▶ **EXERCISE REQUIREMENTS**: Give only the number of lines in the listing below where the string "COVID" occurs.

# start of INPUT RECORDS

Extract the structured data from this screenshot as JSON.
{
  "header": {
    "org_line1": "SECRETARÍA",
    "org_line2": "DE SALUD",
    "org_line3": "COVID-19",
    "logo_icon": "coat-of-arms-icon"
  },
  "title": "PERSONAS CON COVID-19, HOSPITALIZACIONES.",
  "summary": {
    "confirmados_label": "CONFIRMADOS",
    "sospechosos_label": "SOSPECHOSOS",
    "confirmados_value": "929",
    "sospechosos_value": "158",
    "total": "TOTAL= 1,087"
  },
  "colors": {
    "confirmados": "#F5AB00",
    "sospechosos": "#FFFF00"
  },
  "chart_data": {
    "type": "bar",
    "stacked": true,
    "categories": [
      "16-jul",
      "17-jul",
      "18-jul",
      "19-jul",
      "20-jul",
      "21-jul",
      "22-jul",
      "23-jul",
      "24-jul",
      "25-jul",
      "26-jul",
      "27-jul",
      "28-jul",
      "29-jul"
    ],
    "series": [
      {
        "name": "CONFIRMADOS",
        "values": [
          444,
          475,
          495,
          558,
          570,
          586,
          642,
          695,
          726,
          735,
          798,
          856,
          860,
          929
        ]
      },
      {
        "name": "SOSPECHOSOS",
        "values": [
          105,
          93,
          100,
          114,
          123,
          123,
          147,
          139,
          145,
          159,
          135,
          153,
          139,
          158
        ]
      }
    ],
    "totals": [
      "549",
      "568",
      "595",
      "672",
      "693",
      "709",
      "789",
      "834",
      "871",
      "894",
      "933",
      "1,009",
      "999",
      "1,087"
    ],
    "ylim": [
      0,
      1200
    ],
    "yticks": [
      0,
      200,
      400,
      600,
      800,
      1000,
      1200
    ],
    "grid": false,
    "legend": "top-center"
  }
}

# end of INPUT RECORDS

▶ **FULL ANSWER**: 2